Problem statement:
Write out each line that follows exactly as it stands, without the pictures.

Data for the task:

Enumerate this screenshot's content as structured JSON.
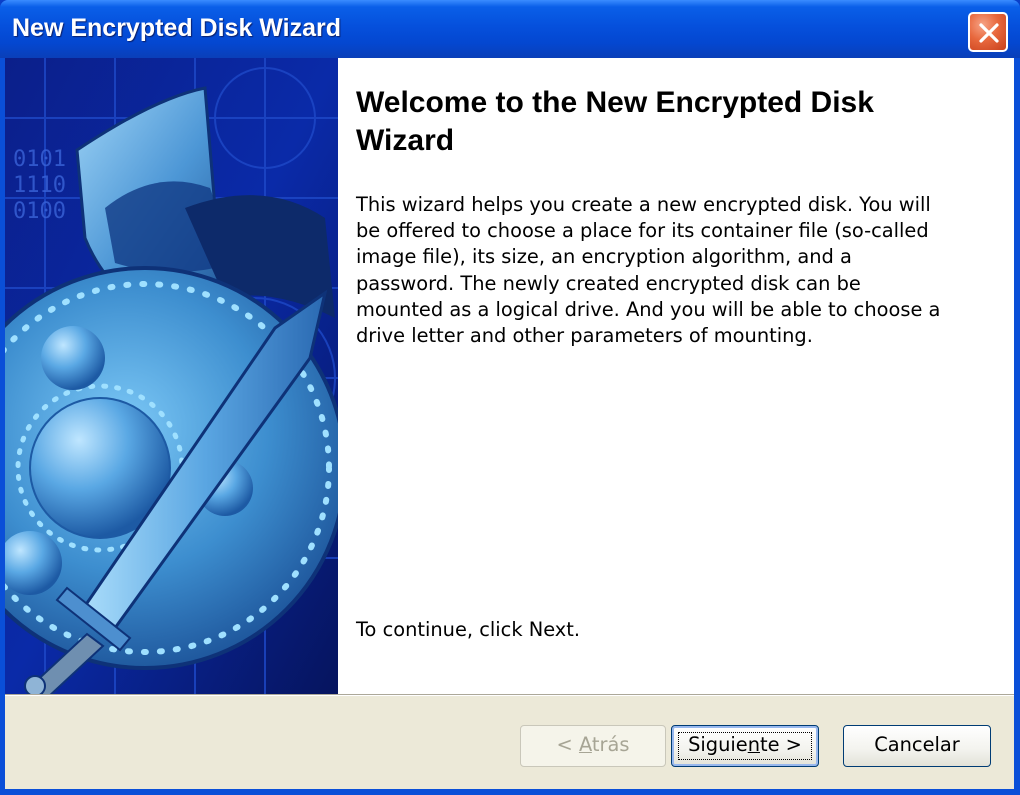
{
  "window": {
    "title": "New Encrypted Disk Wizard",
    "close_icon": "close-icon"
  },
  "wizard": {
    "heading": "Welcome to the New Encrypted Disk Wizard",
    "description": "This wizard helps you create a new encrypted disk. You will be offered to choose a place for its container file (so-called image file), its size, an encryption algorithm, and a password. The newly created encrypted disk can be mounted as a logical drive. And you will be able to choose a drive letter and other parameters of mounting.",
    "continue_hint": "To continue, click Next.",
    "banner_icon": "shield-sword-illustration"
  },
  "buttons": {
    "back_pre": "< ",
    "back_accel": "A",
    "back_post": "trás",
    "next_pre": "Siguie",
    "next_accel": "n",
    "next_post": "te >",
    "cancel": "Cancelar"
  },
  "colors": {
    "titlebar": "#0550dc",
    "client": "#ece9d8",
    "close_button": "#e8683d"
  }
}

Full answer:
Enumerate this screenshot's content as structured JSON.
{
  "window": {
    "title": "New Encrypted Disk Wizard",
    "close_icon": "close-icon"
  },
  "wizard": {
    "heading": "Welcome to the New Encrypted Disk Wizard",
    "description": "This wizard helps you create a new encrypted disk. You will be offered to choose a place for its container file (so-called image file), its size, an encryption algorithm, and a password. The newly created encrypted disk can be mounted as a logical drive. And you will be able to choose a drive letter and other parameters of mounting.",
    "continue_hint": "To continue, click Next.",
    "banner_icon": "shield-sword-illustration"
  },
  "buttons": {
    "back_pre": "< ",
    "back_accel": "A",
    "back_post": "trás",
    "next_pre": "Siguie",
    "next_accel": "n",
    "next_post": "te >",
    "cancel": "Cancelar"
  },
  "colors": {
    "titlebar": "#0550dc",
    "client": "#ece9d8",
    "close_button": "#e8683d"
  }
}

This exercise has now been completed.